■ **What to produce**
Print all of the data exactly.

Stored dataset items
====================

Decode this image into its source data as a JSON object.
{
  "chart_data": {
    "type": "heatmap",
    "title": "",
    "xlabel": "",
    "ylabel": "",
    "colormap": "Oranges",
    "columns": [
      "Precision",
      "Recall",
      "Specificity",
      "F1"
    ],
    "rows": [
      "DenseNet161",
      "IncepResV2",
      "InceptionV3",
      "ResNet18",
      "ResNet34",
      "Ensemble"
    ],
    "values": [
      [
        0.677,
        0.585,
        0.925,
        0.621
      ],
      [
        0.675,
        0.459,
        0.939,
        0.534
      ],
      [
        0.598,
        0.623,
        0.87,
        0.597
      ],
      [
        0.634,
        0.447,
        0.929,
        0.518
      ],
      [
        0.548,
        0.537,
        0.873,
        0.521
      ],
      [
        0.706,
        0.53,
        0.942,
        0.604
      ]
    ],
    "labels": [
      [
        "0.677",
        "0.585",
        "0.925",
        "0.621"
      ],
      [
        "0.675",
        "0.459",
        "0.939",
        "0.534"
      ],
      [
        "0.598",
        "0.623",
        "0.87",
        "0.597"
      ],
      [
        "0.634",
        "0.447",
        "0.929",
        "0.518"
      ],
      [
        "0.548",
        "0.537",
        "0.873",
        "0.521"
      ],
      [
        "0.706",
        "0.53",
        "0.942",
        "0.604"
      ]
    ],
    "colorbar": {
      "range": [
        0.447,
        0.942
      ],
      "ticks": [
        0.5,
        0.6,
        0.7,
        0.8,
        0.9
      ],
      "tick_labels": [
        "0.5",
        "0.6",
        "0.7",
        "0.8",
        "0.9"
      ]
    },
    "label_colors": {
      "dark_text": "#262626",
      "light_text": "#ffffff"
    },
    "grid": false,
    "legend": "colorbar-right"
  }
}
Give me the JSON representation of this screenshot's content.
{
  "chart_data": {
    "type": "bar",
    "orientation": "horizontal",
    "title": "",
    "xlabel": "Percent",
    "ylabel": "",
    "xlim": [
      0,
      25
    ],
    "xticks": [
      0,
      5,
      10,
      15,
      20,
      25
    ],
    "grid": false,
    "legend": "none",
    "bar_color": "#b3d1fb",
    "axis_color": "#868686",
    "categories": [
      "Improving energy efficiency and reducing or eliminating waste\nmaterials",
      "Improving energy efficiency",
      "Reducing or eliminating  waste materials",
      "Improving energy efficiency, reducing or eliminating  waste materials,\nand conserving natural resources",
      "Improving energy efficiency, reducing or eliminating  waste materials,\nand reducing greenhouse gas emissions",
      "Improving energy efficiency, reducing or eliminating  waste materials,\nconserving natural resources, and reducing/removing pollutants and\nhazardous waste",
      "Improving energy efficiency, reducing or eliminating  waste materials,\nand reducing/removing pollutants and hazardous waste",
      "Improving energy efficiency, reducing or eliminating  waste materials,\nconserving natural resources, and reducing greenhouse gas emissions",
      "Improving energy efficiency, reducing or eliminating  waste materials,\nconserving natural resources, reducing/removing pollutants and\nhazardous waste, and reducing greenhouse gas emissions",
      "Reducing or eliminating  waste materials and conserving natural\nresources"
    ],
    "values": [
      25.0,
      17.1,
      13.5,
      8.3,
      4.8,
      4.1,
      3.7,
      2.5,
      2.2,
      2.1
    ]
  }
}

====================

■ **Response to the task**
Decode this image into its source data as a JSON object.
{
  "chart_data": {
    "type": "heatmap",
    "title": "",
    "xlabel": "",
    "ylabel": "",
    "colormap": "Oranges",
    "columns": [
      "Precision",
      "Recall",
      "Specificity",
      "F1"
    ],
    "rows": [
      "DenseNet161",
      "IncepResV2",
      "InceptionV3",
      "ResNet18",
      "ResNet34",
      "Ensemble"
    ],
    "values": [
      [
        0.677,
        0.585,
        0.925,
        0.621
      ],
      [
        0.675,
        0.459,
        0.939,
        0.534
      ],
      [
        0.598,
        0.623,
        0.87,
        0.597
      ],
      [
        0.634,
        0.447,
        0.929,
        0.518
      ],
      [
        0.548,
        0.537,
        0.873,
        0.521
      ],
      [
        0.706,
        0.53,
        0.942,
        0.604
      ]
    ],
    "labels": [
      [
        "0.677",
        "0.585",
        "0.925",
        "0.621"
      ],
      [
        "0.675",
        "0.459",
        "0.939",
        "0.534"
      ],
      [
        "0.598",
        "0.623",
        "0.87",
        "0.597"
      ],
      [
        "0.634",
        "0.447",
        "0.929",
        "0.518"
      ],
      [
        "0.548",
        "0.537",
        "0.873",
        "0.521"
      ],
      [
        "0.706",
        "0.53",
        "0.942",
        "0.604"
      ]
    ],
    "colorbar": {
      "range": [
        0.447,
        0.942
      ],
      "ticks": [
        0.5,
        0.6,
        0.7,
        0.8,
        0.9
      ],
      "tick_labels": [
        "0.5",
        "0.6",
        "0.7",
        "0.8",
        "0.9"
      ]
    },
    "label_colors": {
      "dark_text": "#262626",
      "light_text": "#ffffff"
    },
    "grid": false,
    "legend": "colorbar-right"
  }
}
Give me the JSON representation of this screenshot's content.
{
  "chart_data": {
    "type": "bar",
    "orientation": "horizontal",
    "title": "",
    "xlabel": "Percent",
    "ylabel": "",
    "xlim": [
      0,
      25
    ],
    "xticks": [
      0,
      5,
      10,
      15,
      20,
      25
    ],
    "grid": false,
    "legend": "none",
    "bar_color": "#b3d1fb",
    "axis_color": "#868686",
    "categories": [
      "Improving energy efficiency and reducing or eliminating waste\nmaterials",
      "Improving energy efficiency",
      "Reducing or eliminating  waste materials",
      "Improving energy efficiency, reducing or eliminating  waste materials,\nand conserving natural resources",
      "Improving energy efficiency, reducing or eliminating  waste materials,\nand reducing greenhouse gas emissions",
      "Improving energy efficiency, reducing or eliminating  waste materials,\nconserving natural resources, and reducing/removing pollutants and\nhazardous waste",
      "Improving energy efficiency, reducing or eliminating  waste materials,\nand reducing/removing pollutants and hazardous waste",
      "Improving energy efficiency, reducing or eliminating  waste materials,\nconserving natural resources, and reducing greenhouse gas emissions",
      "Improving energy efficiency, reducing or eliminating  waste materials,\nconserving natural resources, reducing/removing pollutants and\nhazardous waste, and reducing greenhouse gas emissions",
      "Reducing or eliminating  waste materials and conserving natural\nresources"
    ],
    "values": [
      25.0,
      17.1,
      13.5,
      8.3,
      4.8,
      4.1,
      3.7,
      2.5,
      2.2,
      2.1
    ]
  }
}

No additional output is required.